* [Required task]
Below are the records; collect from them each line containing the string "ЧТОБЫ".

Stored items:
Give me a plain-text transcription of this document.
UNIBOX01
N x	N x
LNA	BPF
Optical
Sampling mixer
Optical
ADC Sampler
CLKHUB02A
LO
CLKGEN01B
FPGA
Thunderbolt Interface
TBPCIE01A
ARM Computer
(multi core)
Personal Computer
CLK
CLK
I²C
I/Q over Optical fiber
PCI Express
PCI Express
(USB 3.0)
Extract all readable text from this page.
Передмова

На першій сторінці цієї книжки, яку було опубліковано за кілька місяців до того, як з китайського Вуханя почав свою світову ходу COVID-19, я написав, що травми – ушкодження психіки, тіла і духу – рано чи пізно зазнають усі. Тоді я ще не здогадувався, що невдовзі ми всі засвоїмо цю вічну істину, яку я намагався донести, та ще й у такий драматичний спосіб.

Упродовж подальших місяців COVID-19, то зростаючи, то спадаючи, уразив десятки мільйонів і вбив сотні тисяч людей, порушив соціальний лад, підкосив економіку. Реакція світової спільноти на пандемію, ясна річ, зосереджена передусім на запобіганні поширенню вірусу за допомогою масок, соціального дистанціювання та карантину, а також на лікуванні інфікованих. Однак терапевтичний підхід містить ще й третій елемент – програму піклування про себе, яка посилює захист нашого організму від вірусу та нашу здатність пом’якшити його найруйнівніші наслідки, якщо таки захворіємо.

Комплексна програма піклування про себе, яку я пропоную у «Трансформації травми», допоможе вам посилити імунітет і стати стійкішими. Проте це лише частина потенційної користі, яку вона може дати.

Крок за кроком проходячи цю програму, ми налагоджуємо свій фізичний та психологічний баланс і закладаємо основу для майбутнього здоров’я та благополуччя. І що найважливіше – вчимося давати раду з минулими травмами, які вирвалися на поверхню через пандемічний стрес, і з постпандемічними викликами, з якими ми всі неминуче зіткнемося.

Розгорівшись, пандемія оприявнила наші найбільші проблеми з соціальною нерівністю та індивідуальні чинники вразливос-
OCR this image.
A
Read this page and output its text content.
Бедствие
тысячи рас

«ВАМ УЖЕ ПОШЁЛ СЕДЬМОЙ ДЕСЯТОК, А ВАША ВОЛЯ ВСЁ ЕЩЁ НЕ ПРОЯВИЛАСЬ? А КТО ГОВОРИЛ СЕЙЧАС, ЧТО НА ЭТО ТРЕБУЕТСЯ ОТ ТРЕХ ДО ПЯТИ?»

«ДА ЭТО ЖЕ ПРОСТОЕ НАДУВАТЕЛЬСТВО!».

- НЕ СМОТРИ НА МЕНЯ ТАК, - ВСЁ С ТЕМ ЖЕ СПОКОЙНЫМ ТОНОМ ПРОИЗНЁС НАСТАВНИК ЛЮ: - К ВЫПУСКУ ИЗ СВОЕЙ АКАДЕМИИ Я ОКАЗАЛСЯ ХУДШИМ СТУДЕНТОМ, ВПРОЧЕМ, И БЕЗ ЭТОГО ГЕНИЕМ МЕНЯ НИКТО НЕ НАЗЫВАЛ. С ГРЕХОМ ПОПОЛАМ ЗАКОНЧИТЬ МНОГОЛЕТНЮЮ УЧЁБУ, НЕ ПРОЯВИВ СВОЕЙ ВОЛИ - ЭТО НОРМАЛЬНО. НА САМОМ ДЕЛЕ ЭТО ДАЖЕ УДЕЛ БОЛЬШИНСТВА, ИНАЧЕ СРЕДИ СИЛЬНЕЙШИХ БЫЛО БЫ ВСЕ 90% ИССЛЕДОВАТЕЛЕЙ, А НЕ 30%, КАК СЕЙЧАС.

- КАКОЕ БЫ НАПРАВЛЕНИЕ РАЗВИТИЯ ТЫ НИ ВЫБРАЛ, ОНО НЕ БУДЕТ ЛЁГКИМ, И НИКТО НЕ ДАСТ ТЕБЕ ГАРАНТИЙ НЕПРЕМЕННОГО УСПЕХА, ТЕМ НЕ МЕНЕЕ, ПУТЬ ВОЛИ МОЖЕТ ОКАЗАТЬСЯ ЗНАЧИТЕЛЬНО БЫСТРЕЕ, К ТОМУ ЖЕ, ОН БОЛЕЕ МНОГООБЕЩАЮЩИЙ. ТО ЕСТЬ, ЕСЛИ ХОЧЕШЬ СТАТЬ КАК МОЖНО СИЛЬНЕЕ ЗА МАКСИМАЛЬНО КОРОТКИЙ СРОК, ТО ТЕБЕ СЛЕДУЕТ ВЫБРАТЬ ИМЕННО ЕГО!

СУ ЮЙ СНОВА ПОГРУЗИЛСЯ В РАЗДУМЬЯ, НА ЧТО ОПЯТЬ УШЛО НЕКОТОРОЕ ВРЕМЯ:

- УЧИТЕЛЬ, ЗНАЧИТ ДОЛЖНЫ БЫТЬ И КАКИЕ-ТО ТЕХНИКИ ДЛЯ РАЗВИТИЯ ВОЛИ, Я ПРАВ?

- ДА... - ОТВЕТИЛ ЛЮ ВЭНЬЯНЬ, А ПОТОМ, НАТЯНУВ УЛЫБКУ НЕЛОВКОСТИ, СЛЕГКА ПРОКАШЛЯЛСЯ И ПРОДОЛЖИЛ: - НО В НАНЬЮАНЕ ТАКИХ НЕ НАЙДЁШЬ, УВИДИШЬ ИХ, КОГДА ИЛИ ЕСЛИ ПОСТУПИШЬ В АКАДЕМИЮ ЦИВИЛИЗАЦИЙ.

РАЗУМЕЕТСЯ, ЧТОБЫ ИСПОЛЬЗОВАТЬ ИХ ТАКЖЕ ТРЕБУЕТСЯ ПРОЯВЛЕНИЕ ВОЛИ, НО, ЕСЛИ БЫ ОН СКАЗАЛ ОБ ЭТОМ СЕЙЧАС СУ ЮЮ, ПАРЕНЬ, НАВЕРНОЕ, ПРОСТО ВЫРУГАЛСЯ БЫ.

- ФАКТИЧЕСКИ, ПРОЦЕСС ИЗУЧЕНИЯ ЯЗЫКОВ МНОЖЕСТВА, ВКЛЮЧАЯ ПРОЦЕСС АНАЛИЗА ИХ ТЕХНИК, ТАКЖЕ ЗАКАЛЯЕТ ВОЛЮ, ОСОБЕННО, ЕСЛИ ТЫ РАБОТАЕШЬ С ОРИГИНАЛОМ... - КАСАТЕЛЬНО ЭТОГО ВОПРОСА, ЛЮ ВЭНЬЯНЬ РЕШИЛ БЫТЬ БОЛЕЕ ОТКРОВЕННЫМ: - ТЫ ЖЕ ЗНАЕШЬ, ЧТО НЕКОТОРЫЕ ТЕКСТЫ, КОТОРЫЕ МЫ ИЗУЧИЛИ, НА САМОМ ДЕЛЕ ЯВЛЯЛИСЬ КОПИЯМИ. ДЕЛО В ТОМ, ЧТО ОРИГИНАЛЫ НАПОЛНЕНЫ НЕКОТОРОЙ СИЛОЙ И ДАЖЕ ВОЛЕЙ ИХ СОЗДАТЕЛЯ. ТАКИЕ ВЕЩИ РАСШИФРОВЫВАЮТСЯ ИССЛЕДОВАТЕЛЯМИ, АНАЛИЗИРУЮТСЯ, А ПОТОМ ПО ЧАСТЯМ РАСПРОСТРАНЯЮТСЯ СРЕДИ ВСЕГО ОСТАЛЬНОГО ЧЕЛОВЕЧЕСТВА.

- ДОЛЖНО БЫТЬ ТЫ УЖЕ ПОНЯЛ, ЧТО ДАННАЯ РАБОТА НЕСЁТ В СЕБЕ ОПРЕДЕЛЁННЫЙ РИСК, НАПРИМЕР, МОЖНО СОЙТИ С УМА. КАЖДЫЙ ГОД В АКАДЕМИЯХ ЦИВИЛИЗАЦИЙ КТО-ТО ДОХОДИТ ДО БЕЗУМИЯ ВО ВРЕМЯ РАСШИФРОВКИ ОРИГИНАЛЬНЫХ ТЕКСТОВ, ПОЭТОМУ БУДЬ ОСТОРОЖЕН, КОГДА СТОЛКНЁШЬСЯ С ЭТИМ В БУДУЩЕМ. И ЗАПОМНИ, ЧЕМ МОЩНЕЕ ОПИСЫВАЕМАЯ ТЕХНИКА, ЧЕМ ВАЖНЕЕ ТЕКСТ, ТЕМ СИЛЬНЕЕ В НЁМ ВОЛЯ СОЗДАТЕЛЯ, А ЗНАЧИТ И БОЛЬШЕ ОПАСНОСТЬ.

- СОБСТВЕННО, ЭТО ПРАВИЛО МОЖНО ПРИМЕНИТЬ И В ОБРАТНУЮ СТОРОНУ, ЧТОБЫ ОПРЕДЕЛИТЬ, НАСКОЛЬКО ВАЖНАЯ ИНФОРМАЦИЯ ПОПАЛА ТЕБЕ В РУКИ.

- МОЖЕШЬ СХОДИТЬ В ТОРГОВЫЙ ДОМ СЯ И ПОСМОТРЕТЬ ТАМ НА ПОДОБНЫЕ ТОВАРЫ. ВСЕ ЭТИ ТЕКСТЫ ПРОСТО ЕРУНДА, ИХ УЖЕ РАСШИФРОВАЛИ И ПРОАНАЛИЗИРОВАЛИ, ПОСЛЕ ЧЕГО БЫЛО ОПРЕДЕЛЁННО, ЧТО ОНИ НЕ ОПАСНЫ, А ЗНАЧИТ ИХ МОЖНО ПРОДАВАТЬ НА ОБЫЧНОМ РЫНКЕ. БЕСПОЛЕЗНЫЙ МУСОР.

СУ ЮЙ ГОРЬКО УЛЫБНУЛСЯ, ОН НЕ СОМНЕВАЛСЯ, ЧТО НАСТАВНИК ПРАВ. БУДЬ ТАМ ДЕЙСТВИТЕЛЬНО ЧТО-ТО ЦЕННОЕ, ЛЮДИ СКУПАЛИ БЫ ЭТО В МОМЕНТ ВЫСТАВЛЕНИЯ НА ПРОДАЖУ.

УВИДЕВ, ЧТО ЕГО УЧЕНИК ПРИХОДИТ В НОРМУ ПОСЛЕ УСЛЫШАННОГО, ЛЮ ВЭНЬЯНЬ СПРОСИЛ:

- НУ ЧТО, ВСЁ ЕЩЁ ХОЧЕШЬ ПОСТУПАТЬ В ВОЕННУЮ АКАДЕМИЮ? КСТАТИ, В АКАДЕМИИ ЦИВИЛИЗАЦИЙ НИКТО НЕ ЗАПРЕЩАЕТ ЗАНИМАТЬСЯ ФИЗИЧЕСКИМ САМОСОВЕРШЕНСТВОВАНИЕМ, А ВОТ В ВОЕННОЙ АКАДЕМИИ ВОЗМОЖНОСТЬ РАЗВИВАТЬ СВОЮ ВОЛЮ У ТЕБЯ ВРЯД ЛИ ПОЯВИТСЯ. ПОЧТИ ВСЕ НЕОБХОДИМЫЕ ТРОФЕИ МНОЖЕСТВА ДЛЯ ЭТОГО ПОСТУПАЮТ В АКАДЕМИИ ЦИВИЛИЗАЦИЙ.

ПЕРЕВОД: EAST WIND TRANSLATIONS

* [Expected output]
РАЗУМЕЕТСЯ, ЧТОБЫ ИСПОЛЬЗОВАТЬ ИХ ТАКЖЕ ТРЕБУЕТСЯ ПРОЯВЛЕНИЕ ВОЛИ, НО, ЕСЛИ БЫ ОН СКАЗАЛ ОБ ЭТОМ СЕЙЧАС СУ ЮЮ, ПАРЕНЬ, НАВЕРНОЕ, ПРОСТО ВЫРУГАЛСЯ БЫ.
- СОБСТВЕННО, ЭТО ПРАВИЛО МОЖНО ПРИМЕНИТЬ И В ОБРАТНУЮ СТОРОНУ, ЧТОБЫ ОПРЕДЕЛИТЬ, НАСКОЛЬКО ВАЖНАЯ ИНФОРМАЦИЯ ПОПАЛА ТЕБЕ В РУКИ.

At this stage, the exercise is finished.